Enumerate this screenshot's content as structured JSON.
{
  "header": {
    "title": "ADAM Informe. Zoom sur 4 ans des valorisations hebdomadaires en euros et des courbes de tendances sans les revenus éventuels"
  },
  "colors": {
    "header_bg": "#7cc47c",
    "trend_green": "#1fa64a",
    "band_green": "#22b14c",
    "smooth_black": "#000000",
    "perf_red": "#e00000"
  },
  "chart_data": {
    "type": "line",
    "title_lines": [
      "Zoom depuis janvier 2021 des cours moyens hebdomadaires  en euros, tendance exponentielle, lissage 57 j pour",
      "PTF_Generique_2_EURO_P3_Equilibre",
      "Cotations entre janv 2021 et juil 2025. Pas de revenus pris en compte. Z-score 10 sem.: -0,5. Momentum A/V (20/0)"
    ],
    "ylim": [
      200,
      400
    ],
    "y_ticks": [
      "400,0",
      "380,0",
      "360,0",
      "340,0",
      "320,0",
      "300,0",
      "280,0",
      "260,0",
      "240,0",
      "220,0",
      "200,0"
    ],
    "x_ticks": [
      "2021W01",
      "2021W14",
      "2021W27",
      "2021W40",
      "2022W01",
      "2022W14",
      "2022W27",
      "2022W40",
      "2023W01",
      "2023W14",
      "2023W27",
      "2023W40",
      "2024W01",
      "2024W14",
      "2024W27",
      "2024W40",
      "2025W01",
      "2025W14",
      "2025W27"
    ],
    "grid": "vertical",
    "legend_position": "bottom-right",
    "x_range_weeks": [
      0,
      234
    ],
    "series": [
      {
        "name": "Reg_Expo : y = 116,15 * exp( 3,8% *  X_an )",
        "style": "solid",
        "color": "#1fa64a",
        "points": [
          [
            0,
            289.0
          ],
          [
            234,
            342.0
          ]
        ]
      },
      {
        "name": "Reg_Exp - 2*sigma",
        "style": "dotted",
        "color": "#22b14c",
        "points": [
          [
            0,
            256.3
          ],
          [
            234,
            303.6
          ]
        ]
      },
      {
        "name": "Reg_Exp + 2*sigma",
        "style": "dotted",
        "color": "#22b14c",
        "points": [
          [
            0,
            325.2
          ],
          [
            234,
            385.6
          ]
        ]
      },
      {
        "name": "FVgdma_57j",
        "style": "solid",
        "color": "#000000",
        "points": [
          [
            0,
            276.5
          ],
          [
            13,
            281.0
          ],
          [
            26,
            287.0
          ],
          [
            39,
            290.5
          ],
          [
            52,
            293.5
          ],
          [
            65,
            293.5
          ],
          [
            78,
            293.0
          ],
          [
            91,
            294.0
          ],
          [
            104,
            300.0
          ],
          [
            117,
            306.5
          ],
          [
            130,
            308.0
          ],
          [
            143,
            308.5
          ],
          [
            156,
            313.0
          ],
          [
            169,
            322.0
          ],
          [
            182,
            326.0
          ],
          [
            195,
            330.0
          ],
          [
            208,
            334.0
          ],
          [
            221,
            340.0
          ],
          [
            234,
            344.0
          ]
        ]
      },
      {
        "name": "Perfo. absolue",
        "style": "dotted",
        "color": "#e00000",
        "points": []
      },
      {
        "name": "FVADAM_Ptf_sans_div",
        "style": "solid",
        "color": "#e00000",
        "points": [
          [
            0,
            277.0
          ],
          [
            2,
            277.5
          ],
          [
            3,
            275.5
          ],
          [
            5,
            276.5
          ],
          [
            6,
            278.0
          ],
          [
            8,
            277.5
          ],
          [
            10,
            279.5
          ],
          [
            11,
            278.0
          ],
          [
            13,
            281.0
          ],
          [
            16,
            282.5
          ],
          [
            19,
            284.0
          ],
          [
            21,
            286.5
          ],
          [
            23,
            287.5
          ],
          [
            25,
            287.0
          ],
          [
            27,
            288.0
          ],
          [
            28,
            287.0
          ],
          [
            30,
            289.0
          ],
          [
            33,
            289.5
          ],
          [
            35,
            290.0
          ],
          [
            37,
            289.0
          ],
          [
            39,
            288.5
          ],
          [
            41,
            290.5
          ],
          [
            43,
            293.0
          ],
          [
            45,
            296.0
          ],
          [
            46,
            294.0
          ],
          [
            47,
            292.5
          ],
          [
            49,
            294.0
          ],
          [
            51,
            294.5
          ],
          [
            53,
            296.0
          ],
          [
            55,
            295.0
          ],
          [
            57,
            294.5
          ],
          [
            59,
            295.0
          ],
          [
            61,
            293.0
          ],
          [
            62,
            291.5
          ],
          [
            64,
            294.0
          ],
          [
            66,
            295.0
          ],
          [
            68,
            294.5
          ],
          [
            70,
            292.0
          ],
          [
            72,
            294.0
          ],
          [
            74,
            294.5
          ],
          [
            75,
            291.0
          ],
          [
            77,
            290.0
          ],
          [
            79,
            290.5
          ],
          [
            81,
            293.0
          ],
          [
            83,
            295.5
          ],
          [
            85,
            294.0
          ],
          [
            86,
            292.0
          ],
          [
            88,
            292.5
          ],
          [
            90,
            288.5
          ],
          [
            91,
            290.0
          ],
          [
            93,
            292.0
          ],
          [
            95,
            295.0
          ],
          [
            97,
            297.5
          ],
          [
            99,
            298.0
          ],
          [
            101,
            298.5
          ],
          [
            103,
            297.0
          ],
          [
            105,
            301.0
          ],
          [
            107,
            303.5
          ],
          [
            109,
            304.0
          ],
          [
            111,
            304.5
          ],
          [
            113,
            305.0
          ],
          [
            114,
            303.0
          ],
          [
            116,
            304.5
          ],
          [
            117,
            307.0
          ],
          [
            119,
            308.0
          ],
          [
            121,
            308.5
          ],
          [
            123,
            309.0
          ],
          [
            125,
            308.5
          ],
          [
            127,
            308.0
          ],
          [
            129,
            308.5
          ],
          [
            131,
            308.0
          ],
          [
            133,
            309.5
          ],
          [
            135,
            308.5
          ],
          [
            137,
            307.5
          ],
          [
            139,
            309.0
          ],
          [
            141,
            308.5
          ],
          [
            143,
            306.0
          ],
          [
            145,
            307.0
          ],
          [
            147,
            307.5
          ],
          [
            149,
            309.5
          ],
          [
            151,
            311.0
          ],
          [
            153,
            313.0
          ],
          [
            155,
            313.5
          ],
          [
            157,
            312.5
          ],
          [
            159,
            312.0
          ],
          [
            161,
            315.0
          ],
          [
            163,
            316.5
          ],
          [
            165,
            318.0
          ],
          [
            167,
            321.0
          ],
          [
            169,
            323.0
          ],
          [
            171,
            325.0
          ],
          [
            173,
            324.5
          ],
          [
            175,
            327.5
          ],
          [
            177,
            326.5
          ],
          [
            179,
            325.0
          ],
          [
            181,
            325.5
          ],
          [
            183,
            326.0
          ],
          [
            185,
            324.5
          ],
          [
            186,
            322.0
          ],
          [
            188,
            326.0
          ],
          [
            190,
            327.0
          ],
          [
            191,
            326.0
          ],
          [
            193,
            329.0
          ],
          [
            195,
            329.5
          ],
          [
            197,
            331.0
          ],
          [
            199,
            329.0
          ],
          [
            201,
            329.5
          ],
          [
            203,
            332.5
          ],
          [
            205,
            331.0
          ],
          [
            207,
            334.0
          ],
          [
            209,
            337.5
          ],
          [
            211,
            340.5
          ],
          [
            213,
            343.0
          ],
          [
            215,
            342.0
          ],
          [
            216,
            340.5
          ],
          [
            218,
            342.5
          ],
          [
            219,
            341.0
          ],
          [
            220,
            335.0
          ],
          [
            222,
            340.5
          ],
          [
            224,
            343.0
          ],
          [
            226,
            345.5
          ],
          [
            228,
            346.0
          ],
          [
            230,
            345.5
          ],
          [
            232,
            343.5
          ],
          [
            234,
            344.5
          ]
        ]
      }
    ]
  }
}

### INSTRUCTIONS FOR THE TASK:
Repeat each of the entries above precisely as given.

### RESULT BELOW:
Enumerate this screenshot's content as structured JSON.
{
  "header": {
    "title": "ADAM Informe. Zoom sur 4 ans des valorisations hebdomadaires en euros et des courbes de tendances sans les revenus éventuels"
  },
  "colors": {
    "header_bg": "#7cc47c",
    "trend_green": "#1fa64a",
    "band_green": "#22b14c",
    "smooth_black": "#000000",
    "perf_red": "#e00000"
  },
  "chart_data": {
    "type": "line",
    "title_lines": [
      "Zoom depuis janvier 2021 des cours moyens hebdomadaires  en euros, tendance exponentielle, lissage 57 j pour",
      "PTF_Generique_2_EURO_P3_Equilibre",
      "Cotations entre janv 2021 et juil 2025. Pas de revenus pris en compte. Z-score 10 sem.: -0,5. Momentum A/V (20/0)"
    ],
    "ylim": [
      200,
      400
    ],
    "y_ticks": [
      "400,0",
      "380,0",
      "360,0",
      "340,0",
      "320,0",
      "300,0",
      "280,0",
      "260,0",
      "240,0",
      "220,0",
      "200,0"
    ],
    "x_ticks": [
      "2021W01",
      "2021W14",
      "2021W27",
      "2021W40",
      "2022W01",
      "2022W14",
      "2022W27",
      "2022W40",
      "2023W01",
      "2023W14",
      "2023W27",
      "2023W40",
      "2024W01",
      "2024W14",
      "2024W27",
      "2024W40",
      "2025W01",
      "2025W14",
      "2025W27"
    ],
    "grid": "vertical",
    "legend_position": "bottom-right",
    "x_range_weeks": [
      0,
      234
    ],
    "series": [
      {
        "name": "Reg_Expo : y = 116,15 * exp( 3,8% *  X_an )",
        "style": "solid",
        "color": "#1fa64a",
        "points": [
          [
            0,
            289.0
          ],
          [
            234,
            342.0
          ]
        ]
      },
      {
        "name": "Reg_Exp - 2*sigma",
        "style": "dotted",
        "color": "#22b14c",
        "points": [
          [
            0,
            256.3
          ],
          [
            234,
            303.6
          ]
        ]
      },
      {
        "name": "Reg_Exp + 2*sigma",
        "style": "dotted",
        "color": "#22b14c",
        "points": [
          [
            0,
            325.2
          ],
          [
            234,
            385.6
          ]
        ]
      },
      {
        "name": "FVgdma_57j",
        "style": "solid",
        "color": "#000000",
        "points": [
          [
            0,
            276.5
          ],
          [
            13,
            281.0
          ],
          [
            26,
            287.0
          ],
          [
            39,
            290.5
          ],
          [
            52,
            293.5
          ],
          [
            65,
            293.5
          ],
          [
            78,
            293.0
          ],
          [
            91,
            294.0
          ],
          [
            104,
            300.0
          ],
          [
            117,
            306.5
          ],
          [
            130,
            308.0
          ],
          [
            143,
            308.5
          ],
          [
            156,
            313.0
          ],
          [
            169,
            322.0
          ],
          [
            182,
            326.0
          ],
          [
            195,
            330.0
          ],
          [
            208,
            334.0
          ],
          [
            221,
            340.0
          ],
          [
            234,
            344.0
          ]
        ]
      },
      {
        "name": "Perfo. absolue",
        "style": "dotted",
        "color": "#e00000",
        "points": []
      },
      {
        "name": "FVADAM_Ptf_sans_div",
        "style": "solid",
        "color": "#e00000",
        "points": [
          [
            0,
            277.0
          ],
          [
            2,
            277.5
          ],
          [
            3,
            275.5
          ],
          [
            5,
            276.5
          ],
          [
            6,
            278.0
          ],
          [
            8,
            277.5
          ],
          [
            10,
            279.5
          ],
          [
            11,
            278.0
          ],
          [
            13,
            281.0
          ],
          [
            16,
            282.5
          ],
          [
            19,
            284.0
          ],
          [
            21,
            286.5
          ],
          [
            23,
            287.5
          ],
          [
            25,
            287.0
          ],
          [
            27,
            288.0
          ],
          [
            28,
            287.0
          ],
          [
            30,
            289.0
          ],
          [
            33,
            289.5
          ],
          [
            35,
            290.0
          ],
          [
            37,
            289.0
          ],
          [
            39,
            288.5
          ],
          [
            41,
            290.5
          ],
          [
            43,
            293.0
          ],
          [
            45,
            296.0
          ],
          [
            46,
            294.0
          ],
          [
            47,
            292.5
          ],
          [
            49,
            294.0
          ],
          [
            51,
            294.5
          ],
          [
            53,
            296.0
          ],
          [
            55,
            295.0
          ],
          [
            57,
            294.5
          ],
          [
            59,
            295.0
          ],
          [
            61,
            293.0
          ],
          [
            62,
            291.5
          ],
          [
            64,
            294.0
          ],
          [
            66,
            295.0
          ],
          [
            68,
            294.5
          ],
          [
            70,
            292.0
          ],
          [
            72,
            294.0
          ],
          [
            74,
            294.5
          ],
          [
            75,
            291.0
          ],
          [
            77,
            290.0
          ],
          [
            79,
            290.5
          ],
          [
            81,
            293.0
          ],
          [
            83,
            295.5
          ],
          [
            85,
            294.0
          ],
          [
            86,
            292.0
          ],
          [
            88,
            292.5
          ],
          [
            90,
            288.5
          ],
          [
            91,
            290.0
          ],
          [
            93,
            292.0
          ],
          [
            95,
            295.0
          ],
          [
            97,
            297.5
          ],
          [
            99,
            298.0
          ],
          [
            101,
            298.5
          ],
          [
            103,
            297.0
          ],
          [
            105,
            301.0
          ],
          [
            107,
            303.5
          ],
          [
            109,
            304.0
          ],
          [
            111,
            304.5
          ],
          [
            113,
            305.0
          ],
          [
            114,
            303.0
          ],
          [
            116,
            304.5
          ],
          [
            117,
            307.0
          ],
          [
            119,
            308.0
          ],
          [
            121,
            308.5
          ],
          [
            123,
            309.0
          ],
          [
            125,
            308.5
          ],
          [
            127,
            308.0
          ],
          [
            129,
            308.5
          ],
          [
            131,
            308.0
          ],
          [
            133,
            309.5
          ],
          [
            135,
            308.5
          ],
          [
            137,
            307.5
          ],
          [
            139,
            309.0
          ],
          [
            141,
            308.5
          ],
          [
            143,
            306.0
          ],
          [
            145,
            307.0
          ],
          [
            147,
            307.5
          ],
          [
            149,
            309.5
          ],
          [
            151,
            311.0
          ],
          [
            153,
            313.0
          ],
          [
            155,
            313.5
          ],
          [
            157,
            312.5
          ],
          [
            159,
            312.0
          ],
          [
            161,
            315.0
          ],
          [
            163,
            316.5
          ],
          [
            165,
            318.0
          ],
          [
            167,
            321.0
          ],
          [
            169,
            323.0
          ],
          [
            171,
            325.0
          ],
          [
            173,
            324.5
          ],
          [
            175,
            327.5
          ],
          [
            177,
            326.5
          ],
          [
            179,
            325.0
          ],
          [
            181,
            325.5
          ],
          [
            183,
            326.0
          ],
          [
            185,
            324.5
          ],
          [
            186,
            322.0
          ],
          [
            188,
            326.0
          ],
          [
            190,
            327.0
          ],
          [
            191,
            326.0
          ],
          [
            193,
            329.0
          ],
          [
            195,
            329.5
          ],
          [
            197,
            331.0
          ],
          [
            199,
            329.0
          ],
          [
            201,
            329.5
          ],
          [
            203,
            332.5
          ],
          [
            205,
            331.0
          ],
          [
            207,
            334.0
          ],
          [
            209,
            337.5
          ],
          [
            211,
            340.5
          ],
          [
            213,
            343.0
          ],
          [
            215,
            342.0
          ],
          [
            216,
            340.5
          ],
          [
            218,
            342.5
          ],
          [
            219,
            341.0
          ],
          [
            220,
            335.0
          ],
          [
            222,
            340.5
          ],
          [
            224,
            343.0
          ],
          [
            226,
            345.5
          ],
          [
            228,
            346.0
          ],
          [
            230,
            345.5
          ],
          [
            232,
            343.5
          ],
          [
            234,
            344.5
          ]
        ]
      }
    ]
  }
}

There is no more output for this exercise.